### Required work
Repeat the records in full and exactly, omitting pictures.

### Available records
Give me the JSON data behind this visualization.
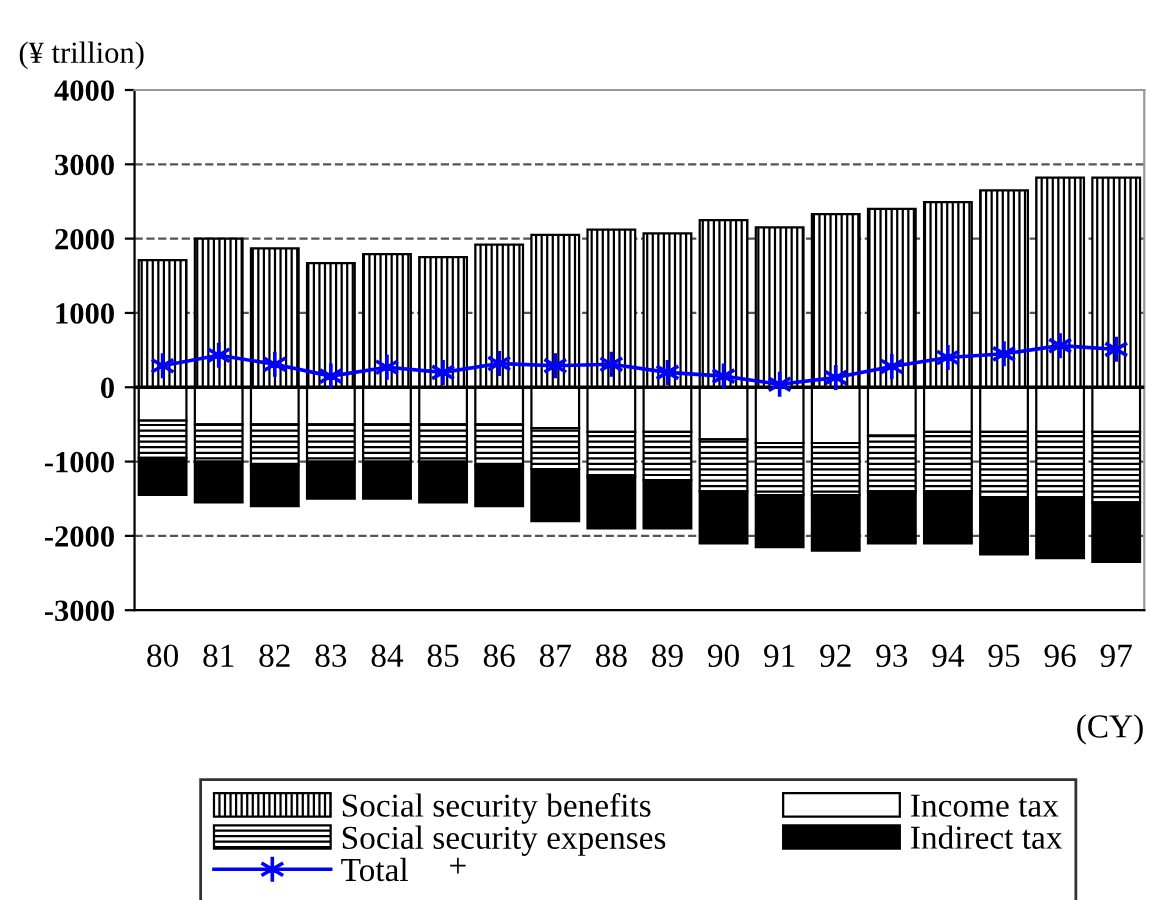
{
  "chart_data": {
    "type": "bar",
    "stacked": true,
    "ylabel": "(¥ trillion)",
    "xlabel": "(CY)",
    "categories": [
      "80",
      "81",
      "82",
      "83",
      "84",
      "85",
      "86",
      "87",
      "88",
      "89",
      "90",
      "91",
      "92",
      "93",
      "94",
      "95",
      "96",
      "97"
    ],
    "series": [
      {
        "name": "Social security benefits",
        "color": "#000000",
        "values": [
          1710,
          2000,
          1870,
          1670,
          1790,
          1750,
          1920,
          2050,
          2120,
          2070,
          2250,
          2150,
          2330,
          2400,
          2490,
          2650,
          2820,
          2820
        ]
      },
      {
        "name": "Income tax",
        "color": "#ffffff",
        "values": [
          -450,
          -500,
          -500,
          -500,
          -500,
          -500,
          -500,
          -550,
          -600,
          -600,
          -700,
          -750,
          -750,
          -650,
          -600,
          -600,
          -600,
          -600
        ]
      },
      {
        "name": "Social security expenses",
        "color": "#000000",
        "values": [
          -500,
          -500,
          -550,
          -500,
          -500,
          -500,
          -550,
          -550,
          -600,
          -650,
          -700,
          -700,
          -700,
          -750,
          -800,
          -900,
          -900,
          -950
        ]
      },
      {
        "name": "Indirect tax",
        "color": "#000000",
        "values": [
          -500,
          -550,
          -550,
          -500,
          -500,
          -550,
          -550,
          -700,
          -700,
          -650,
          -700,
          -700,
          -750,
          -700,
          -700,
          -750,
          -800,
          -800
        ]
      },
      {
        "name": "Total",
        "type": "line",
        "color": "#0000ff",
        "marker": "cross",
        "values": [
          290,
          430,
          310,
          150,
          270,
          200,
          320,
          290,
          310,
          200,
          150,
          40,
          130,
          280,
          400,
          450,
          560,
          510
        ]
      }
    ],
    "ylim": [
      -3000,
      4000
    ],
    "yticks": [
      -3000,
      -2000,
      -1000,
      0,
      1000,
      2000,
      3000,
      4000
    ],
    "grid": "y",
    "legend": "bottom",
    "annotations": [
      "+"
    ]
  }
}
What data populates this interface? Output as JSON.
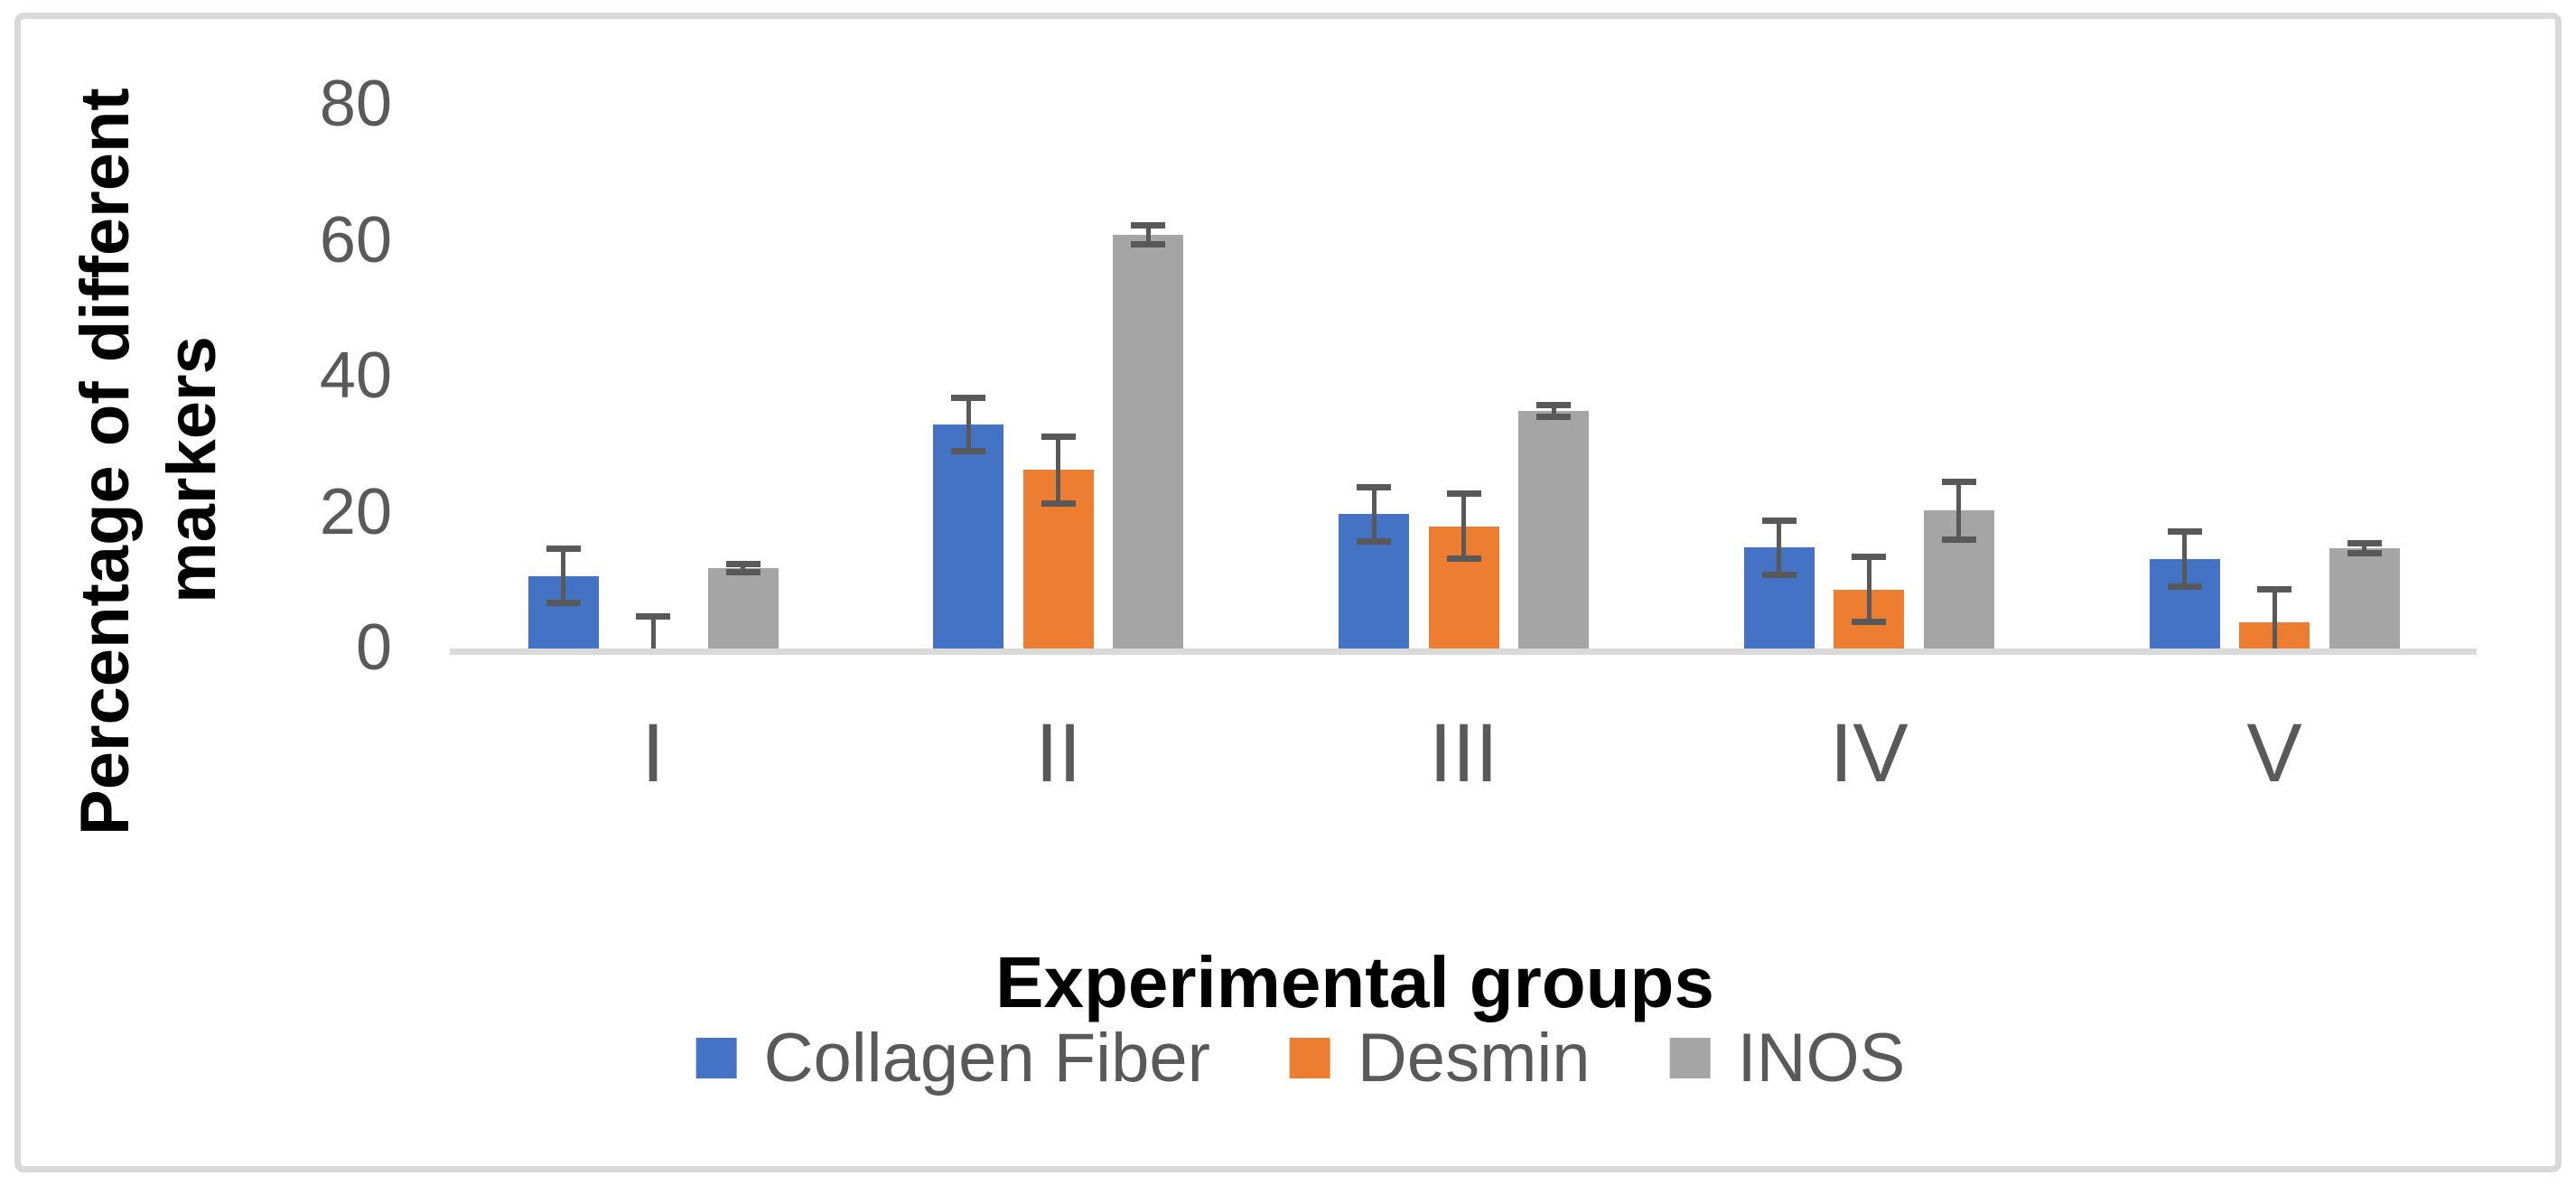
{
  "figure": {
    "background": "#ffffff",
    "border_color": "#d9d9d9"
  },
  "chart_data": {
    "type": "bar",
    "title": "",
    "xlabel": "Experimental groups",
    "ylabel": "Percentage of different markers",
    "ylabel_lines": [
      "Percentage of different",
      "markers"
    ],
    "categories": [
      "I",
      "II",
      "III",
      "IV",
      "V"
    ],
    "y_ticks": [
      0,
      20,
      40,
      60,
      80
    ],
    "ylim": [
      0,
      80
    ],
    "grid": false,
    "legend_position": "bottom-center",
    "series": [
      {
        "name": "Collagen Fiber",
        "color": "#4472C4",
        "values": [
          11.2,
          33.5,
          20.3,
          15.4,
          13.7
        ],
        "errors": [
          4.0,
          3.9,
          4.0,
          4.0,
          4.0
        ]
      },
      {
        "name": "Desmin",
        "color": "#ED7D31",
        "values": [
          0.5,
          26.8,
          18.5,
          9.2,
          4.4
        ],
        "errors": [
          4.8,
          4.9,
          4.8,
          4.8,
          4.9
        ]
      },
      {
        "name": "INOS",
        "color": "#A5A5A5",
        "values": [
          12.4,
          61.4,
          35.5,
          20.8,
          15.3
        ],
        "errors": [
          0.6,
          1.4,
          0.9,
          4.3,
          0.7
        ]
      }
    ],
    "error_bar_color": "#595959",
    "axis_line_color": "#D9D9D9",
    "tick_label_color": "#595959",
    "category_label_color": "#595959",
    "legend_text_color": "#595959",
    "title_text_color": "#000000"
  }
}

### Correct response
Give me the JSON data behind this visualization.
{
  "chart_data": {
    "type": "bar",
    "stacked": true,
    "ylabel": "(¥ trillion)",
    "xlabel": "(CY)",
    "categories": [
      "80",
      "81",
      "82",
      "83",
      "84",
      "85",
      "86",
      "87",
      "88",
      "89",
      "90",
      "91",
      "92",
      "93",
      "94",
      "95",
      "96",
      "97"
    ],
    "series": [
      {
        "name": "Social security benefits",
        "color": "#000000",
        "values": [
          1710,
          2000,
          1870,
          1670,
          1790,
          1750,
          1920,
          2050,
          2120,
          2070,
          2250,
          2150,
          2330,
          2400,
          2490,
          2650,
          2820,
          2820
        ]
      },
      {
        "name": "Income tax",
        "color": "#ffffff",
        "values": [
          -450,
          -500,
          -500,
          -500,
          -500,
          -500,
          -500,
          -550,
          -600,
          -600,
          -700,
          -750,
          -750,
          -650,
          -600,
          -600,
          -600,
          -600
        ]
      },
      {
        "name": "Social security expenses",
        "color": "#000000",
        "values": [
          -500,
          -500,
          -550,
          -500,
          -500,
          -500,
          -550,
          -550,
          -600,
          -650,
          -700,
          -700,
          -700,
          -750,
          -800,
          -900,
          -900,
          -950
        ]
      },
      {
        "name": "Indirect tax",
        "color": "#000000",
        "values": [
          -500,
          -550,
          -550,
          -500,
          -500,
          -550,
          -550,
          -700,
          -700,
          -650,
          -700,
          -700,
          -750,
          -700,
          -700,
          -750,
          -800,
          -800
        ]
      },
      {
        "name": "Total",
        "type": "line",
        "color": "#0000ff",
        "marker": "cross",
        "values": [
          290,
          430,
          310,
          150,
          270,
          200,
          320,
          290,
          310,
          200,
          150,
          40,
          130,
          280,
          400,
          450,
          560,
          510
        ]
      }
    ],
    "ylim": [
      -3000,
      4000
    ],
    "yticks": [
      -3000,
      -2000,
      -1000,
      0,
      1000,
      2000,
      3000,
      4000
    ],
    "grid": "y",
    "legend": "bottom",
    "annotations": [
      "+"
    ]
  }
}
What data populates this interface? Output as JSON.
{
  "figure": {
    "background": "#ffffff",
    "border_color": "#d9d9d9"
  },
  "chart_data": {
    "type": "bar",
    "title": "",
    "xlabel": "Experimental groups",
    "ylabel": "Percentage of different markers",
    "ylabel_lines": [
      "Percentage of different",
      "markers"
    ],
    "categories": [
      "I",
      "II",
      "III",
      "IV",
      "V"
    ],
    "y_ticks": [
      0,
      20,
      40,
      60,
      80
    ],
    "ylim": [
      0,
      80
    ],
    "grid": false,
    "legend_position": "bottom-center",
    "series": [
      {
        "name": "Collagen Fiber",
        "color": "#4472C4",
        "values": [
          11.2,
          33.5,
          20.3,
          15.4,
          13.7
        ],
        "errors": [
          4.0,
          3.9,
          4.0,
          4.0,
          4.0
        ]
      },
      {
        "name": "Desmin",
        "color": "#ED7D31",
        "values": [
          0.5,
          26.8,
          18.5,
          9.2,
          4.4
        ],
        "errors": [
          4.8,
          4.9,
          4.8,
          4.8,
          4.9
        ]
      },
      {
        "name": "INOS",
        "color": "#A5A5A5",
        "values": [
          12.4,
          61.4,
          35.5,
          20.8,
          15.3
        ],
        "errors": [
          0.6,
          1.4,
          0.9,
          4.3,
          0.7
        ]
      }
    ],
    "error_bar_color": "#595959",
    "axis_line_color": "#D9D9D9",
    "tick_label_color": "#595959",
    "category_label_color": "#595959",
    "legend_text_color": "#595959",
    "title_text_color": "#000000"
  }
}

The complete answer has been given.